Entries with figure data
# # # # #

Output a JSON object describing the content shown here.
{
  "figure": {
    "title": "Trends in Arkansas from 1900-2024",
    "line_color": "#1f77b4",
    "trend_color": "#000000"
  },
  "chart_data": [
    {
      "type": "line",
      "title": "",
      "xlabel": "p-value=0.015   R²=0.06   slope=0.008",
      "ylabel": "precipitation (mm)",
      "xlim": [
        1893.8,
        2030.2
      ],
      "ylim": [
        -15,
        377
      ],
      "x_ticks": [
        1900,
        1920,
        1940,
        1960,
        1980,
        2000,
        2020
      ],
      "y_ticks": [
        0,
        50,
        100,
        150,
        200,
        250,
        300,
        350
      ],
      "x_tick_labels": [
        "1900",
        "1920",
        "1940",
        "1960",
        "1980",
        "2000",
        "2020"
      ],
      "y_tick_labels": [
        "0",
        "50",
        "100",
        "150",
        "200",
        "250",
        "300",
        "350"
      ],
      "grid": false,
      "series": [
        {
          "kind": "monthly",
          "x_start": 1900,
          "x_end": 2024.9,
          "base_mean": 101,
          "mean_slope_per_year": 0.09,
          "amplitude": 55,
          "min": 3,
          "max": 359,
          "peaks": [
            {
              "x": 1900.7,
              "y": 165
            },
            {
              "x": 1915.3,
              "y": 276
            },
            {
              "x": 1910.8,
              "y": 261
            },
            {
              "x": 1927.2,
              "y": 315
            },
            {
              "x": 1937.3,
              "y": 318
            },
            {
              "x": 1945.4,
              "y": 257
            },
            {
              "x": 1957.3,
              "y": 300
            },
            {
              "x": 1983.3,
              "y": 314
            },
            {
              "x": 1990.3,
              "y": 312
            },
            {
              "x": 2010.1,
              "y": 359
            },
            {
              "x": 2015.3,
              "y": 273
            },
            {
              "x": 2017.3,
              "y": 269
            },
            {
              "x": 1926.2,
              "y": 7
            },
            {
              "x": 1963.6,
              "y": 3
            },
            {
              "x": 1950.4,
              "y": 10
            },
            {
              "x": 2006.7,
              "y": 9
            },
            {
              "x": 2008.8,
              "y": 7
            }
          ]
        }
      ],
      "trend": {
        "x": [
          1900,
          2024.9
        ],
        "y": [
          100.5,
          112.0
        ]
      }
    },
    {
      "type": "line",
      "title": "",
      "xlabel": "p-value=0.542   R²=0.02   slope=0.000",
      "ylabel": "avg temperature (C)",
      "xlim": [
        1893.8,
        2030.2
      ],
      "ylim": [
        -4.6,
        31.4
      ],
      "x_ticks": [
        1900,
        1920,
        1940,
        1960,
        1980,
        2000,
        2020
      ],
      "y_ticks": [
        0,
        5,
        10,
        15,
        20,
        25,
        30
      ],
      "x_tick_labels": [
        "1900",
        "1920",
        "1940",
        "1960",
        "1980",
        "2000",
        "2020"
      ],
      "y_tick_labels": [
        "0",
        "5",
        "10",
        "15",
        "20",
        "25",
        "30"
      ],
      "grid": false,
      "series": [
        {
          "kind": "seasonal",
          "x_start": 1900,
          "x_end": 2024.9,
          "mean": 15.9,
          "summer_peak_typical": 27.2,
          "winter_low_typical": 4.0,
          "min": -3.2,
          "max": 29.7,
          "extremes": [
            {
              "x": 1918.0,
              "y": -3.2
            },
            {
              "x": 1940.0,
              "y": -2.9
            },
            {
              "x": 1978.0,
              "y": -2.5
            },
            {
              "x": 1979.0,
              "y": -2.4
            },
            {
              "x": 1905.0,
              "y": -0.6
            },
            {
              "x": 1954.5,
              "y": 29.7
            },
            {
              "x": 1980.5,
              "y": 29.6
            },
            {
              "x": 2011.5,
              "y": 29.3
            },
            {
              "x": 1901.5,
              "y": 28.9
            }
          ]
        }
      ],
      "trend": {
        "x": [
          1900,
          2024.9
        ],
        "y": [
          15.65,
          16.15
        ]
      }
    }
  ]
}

# # # # #

Every entry must be retyped in full, exactly as given.

__TASK SOLUTION__:
Output a JSON object describing the content shown here.
{
  "figure": {
    "title": "Trends in Arkansas from 1900-2024",
    "line_color": "#1f77b4",
    "trend_color": "#000000"
  },
  "chart_data": [
    {
      "type": "line",
      "title": "",
      "xlabel": "p-value=0.015   R²=0.06   slope=0.008",
      "ylabel": "precipitation (mm)",
      "xlim": [
        1893.8,
        2030.2
      ],
      "ylim": [
        -15,
        377
      ],
      "x_ticks": [
        1900,
        1920,
        1940,
        1960,
        1980,
        2000,
        2020
      ],
      "y_ticks": [
        0,
        50,
        100,
        150,
        200,
        250,
        300,
        350
      ],
      "x_tick_labels": [
        "1900",
        "1920",
        "1940",
        "1960",
        "1980",
        "2000",
        "2020"
      ],
      "y_tick_labels": [
        "0",
        "50",
        "100",
        "150",
        "200",
        "250",
        "300",
        "350"
      ],
      "grid": false,
      "series": [
        {
          "kind": "monthly",
          "x_start": 1900,
          "x_end": 2024.9,
          "base_mean": 101,
          "mean_slope_per_year": 0.09,
          "amplitude": 55,
          "min": 3,
          "max": 359,
          "peaks": [
            {
              "x": 1900.7,
              "y": 165
            },
            {
              "x": 1915.3,
              "y": 276
            },
            {
              "x": 1910.8,
              "y": 261
            },
            {
              "x": 1927.2,
              "y": 315
            },
            {
              "x": 1937.3,
              "y": 318
            },
            {
              "x": 1945.4,
              "y": 257
            },
            {
              "x": 1957.3,
              "y": 300
            },
            {
              "x": 1983.3,
              "y": 314
            },
            {
              "x": 1990.3,
              "y": 312
            },
            {
              "x": 2010.1,
              "y": 359
            },
            {
              "x": 2015.3,
              "y": 273
            },
            {
              "x": 2017.3,
              "y": 269
            },
            {
              "x": 1926.2,
              "y": 7
            },
            {
              "x": 1963.6,
              "y": 3
            },
            {
              "x": 1950.4,
              "y": 10
            },
            {
              "x": 2006.7,
              "y": 9
            },
            {
              "x": 2008.8,
              "y": 7
            }
          ]
        }
      ],
      "trend": {
        "x": [
          1900,
          2024.9
        ],
        "y": [
          100.5,
          112.0
        ]
      }
    },
    {
      "type": "line",
      "title": "",
      "xlabel": "p-value=0.542   R²=0.02   slope=0.000",
      "ylabel": "avg temperature (C)",
      "xlim": [
        1893.8,
        2030.2
      ],
      "ylim": [
        -4.6,
        31.4
      ],
      "x_ticks": [
        1900,
        1920,
        1940,
        1960,
        1980,
        2000,
        2020
      ],
      "y_ticks": [
        0,
        5,
        10,
        15,
        20,
        25,
        30
      ],
      "x_tick_labels": [
        "1900",
        "1920",
        "1940",
        "1960",
        "1980",
        "2000",
        "2020"
      ],
      "y_tick_labels": [
        "0",
        "5",
        "10",
        "15",
        "20",
        "25",
        "30"
      ],
      "grid": false,
      "series": [
        {
          "kind": "seasonal",
          "x_start": 1900,
          "x_end": 2024.9,
          "mean": 15.9,
          "summer_peak_typical": 27.2,
          "winter_low_typical": 4.0,
          "min": -3.2,
          "max": 29.7,
          "extremes": [
            {
              "x": 1918.0,
              "y": -3.2
            },
            {
              "x": 1940.0,
              "y": -2.9
            },
            {
              "x": 1978.0,
              "y": -2.5
            },
            {
              "x": 1979.0,
              "y": -2.4
            },
            {
              "x": 1905.0,
              "y": -0.6
            },
            {
              "x": 1954.5,
              "y": 29.7
            },
            {
              "x": 1980.5,
              "y": 29.6
            },
            {
              "x": 2011.5,
              "y": 29.3
            },
            {
              "x": 1901.5,
              "y": 28.9
            }
          ]
        }
      ],
      "trend": {
        "x": [
          1900,
          2024.9
        ],
        "y": [
          15.65,
          16.15
        ]
      }
    }
  ]
}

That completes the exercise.